Begin

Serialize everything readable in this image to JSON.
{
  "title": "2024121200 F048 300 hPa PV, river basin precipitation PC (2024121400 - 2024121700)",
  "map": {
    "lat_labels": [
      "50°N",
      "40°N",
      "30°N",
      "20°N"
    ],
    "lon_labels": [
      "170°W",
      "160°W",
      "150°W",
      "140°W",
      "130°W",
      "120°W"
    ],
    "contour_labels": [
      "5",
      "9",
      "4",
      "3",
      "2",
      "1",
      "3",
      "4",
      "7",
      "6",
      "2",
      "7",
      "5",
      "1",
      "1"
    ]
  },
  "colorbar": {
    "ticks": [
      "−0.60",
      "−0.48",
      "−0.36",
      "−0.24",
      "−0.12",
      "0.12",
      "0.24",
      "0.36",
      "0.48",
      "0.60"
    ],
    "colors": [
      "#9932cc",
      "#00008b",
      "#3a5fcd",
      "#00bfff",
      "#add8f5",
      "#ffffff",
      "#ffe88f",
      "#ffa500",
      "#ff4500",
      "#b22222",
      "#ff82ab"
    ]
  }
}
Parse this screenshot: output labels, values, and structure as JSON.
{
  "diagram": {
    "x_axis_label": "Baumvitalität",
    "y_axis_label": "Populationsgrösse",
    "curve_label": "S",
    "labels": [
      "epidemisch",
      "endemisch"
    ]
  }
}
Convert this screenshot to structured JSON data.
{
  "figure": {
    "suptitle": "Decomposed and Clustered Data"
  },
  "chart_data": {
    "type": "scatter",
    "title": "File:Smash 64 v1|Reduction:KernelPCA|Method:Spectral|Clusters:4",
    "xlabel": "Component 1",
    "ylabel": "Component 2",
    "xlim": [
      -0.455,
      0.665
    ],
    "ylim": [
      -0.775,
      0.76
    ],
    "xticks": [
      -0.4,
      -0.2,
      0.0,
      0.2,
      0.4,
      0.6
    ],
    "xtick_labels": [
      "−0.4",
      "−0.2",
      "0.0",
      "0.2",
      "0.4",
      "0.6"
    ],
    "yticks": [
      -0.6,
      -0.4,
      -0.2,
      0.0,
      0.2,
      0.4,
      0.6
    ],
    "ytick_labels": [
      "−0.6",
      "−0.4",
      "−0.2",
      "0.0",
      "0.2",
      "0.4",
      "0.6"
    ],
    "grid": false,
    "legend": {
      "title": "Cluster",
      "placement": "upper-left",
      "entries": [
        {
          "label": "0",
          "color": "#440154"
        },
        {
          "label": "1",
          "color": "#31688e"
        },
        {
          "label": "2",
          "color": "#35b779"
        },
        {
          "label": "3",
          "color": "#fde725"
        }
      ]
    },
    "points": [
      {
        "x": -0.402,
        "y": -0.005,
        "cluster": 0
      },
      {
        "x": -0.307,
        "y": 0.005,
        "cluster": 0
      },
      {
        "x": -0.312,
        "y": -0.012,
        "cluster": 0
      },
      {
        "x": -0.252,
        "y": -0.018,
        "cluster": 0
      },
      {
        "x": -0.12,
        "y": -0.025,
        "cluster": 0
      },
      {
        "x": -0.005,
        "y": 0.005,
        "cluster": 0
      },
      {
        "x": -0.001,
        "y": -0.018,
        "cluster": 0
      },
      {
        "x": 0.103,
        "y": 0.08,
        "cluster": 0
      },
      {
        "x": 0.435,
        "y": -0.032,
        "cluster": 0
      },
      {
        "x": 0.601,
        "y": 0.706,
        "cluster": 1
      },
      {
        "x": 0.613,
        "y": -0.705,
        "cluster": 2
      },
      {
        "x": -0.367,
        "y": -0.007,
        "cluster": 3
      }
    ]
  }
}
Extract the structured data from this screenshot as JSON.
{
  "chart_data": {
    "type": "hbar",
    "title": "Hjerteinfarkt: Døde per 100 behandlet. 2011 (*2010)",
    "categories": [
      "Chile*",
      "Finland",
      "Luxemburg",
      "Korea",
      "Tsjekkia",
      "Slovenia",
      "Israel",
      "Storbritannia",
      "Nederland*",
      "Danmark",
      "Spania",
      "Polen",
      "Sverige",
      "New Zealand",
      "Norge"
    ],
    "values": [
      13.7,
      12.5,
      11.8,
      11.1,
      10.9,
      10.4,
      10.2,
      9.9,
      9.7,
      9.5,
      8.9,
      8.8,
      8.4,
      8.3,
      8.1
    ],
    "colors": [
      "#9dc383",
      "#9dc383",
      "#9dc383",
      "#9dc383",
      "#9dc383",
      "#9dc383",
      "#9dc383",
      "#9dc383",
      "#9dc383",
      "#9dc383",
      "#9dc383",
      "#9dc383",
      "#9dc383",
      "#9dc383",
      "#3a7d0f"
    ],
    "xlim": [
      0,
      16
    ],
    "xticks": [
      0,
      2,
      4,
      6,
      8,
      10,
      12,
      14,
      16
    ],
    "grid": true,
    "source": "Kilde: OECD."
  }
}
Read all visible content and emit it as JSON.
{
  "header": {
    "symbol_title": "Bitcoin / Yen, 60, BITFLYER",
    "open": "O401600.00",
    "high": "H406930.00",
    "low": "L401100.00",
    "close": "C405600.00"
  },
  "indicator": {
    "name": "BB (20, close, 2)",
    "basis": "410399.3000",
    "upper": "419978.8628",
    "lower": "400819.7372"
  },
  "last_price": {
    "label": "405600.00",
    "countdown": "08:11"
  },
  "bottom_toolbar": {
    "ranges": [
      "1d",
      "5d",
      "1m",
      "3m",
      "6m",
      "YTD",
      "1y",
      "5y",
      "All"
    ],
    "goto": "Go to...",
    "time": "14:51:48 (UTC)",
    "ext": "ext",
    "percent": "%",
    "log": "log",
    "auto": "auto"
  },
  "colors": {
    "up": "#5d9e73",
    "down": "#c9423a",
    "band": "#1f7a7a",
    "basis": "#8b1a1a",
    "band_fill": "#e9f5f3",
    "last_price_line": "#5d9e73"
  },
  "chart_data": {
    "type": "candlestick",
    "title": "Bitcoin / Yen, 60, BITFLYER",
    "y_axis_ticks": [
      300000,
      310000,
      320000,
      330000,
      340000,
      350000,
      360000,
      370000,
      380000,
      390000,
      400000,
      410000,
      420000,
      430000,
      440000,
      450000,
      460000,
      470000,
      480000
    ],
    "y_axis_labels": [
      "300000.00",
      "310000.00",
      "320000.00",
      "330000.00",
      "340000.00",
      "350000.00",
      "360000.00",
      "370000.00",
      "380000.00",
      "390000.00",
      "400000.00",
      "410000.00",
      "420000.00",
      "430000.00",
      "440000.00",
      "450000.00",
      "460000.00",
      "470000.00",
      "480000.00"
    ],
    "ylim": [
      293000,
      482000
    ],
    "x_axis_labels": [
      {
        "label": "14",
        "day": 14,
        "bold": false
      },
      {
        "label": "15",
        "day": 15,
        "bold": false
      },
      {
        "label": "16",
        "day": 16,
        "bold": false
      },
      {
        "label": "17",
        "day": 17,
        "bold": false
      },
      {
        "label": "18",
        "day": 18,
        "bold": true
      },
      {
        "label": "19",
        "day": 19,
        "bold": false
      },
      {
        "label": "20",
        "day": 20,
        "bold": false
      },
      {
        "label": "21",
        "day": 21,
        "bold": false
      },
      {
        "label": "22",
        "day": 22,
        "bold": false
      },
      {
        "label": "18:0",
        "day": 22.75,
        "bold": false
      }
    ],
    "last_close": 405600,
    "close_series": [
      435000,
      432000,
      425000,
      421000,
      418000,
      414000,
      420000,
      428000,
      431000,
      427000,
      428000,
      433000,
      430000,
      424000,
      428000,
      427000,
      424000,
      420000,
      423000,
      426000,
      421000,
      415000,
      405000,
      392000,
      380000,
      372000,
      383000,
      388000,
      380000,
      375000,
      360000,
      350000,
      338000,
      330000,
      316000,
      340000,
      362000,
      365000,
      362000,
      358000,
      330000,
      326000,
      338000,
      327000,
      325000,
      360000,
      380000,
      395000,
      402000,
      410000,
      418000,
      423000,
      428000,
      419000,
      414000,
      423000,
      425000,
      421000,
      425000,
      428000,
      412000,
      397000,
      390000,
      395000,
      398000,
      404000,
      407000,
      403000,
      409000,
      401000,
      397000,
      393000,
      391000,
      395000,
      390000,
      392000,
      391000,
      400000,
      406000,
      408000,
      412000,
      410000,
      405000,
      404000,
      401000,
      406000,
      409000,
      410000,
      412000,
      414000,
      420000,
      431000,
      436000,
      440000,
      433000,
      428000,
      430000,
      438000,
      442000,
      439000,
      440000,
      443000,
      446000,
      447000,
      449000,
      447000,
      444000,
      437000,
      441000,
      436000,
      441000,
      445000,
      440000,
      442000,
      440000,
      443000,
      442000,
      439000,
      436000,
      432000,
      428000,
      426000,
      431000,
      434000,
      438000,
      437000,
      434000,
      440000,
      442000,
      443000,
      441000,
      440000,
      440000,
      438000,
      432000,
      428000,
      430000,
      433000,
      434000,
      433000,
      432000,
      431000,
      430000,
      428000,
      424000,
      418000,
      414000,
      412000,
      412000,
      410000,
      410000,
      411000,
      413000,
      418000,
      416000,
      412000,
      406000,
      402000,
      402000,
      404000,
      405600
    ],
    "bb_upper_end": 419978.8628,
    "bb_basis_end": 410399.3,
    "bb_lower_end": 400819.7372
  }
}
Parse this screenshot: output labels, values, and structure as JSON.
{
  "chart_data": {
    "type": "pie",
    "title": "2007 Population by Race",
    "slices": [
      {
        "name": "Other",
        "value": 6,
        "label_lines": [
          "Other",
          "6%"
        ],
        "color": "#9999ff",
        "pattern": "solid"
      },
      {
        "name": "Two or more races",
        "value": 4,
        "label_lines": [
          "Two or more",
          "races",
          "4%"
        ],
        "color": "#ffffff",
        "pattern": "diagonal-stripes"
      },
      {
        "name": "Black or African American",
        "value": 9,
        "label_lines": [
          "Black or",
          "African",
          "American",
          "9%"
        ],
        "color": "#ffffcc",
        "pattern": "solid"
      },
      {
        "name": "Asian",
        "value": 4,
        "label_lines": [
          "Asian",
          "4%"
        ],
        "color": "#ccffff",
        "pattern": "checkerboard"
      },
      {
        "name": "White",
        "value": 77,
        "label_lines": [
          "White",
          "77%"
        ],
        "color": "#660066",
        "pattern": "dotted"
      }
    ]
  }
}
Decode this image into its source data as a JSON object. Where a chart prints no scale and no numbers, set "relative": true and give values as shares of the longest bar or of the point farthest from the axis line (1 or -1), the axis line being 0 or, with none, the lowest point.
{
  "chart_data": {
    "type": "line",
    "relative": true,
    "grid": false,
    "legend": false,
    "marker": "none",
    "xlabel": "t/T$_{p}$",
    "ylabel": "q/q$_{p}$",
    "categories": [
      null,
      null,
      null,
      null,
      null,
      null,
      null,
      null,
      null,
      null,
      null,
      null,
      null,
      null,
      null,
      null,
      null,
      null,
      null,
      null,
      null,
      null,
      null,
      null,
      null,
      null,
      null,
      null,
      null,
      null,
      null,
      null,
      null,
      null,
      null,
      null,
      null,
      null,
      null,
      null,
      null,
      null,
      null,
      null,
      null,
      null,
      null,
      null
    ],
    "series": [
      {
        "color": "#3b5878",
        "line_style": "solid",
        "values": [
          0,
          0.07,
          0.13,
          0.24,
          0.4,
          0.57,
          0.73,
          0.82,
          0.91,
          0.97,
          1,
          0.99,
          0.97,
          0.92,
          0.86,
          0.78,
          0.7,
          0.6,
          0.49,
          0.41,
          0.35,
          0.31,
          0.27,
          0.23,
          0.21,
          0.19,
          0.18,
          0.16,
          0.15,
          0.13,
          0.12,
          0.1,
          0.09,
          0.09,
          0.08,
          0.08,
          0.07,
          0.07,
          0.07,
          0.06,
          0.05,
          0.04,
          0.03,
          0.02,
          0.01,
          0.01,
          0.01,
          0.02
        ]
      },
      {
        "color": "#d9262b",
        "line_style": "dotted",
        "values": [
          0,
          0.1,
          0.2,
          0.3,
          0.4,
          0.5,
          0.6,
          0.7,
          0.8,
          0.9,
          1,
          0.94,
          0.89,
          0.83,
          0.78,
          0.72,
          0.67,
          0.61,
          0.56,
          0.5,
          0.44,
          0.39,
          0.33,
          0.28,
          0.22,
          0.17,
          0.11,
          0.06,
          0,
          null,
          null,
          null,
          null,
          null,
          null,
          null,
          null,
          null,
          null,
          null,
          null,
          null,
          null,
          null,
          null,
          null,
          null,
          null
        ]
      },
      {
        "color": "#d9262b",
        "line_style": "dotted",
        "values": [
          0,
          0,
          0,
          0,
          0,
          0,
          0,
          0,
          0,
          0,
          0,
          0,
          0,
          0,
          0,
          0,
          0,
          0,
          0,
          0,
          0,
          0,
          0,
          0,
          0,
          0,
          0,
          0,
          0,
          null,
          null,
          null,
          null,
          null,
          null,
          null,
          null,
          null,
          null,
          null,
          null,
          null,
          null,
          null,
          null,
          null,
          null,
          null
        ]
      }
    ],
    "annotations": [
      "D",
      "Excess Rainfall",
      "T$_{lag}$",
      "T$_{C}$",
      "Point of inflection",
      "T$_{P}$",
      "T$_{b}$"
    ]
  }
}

End

What this task involves
Above are some records. Report the number of their lines that include "name", and add nothing else.

Task output
6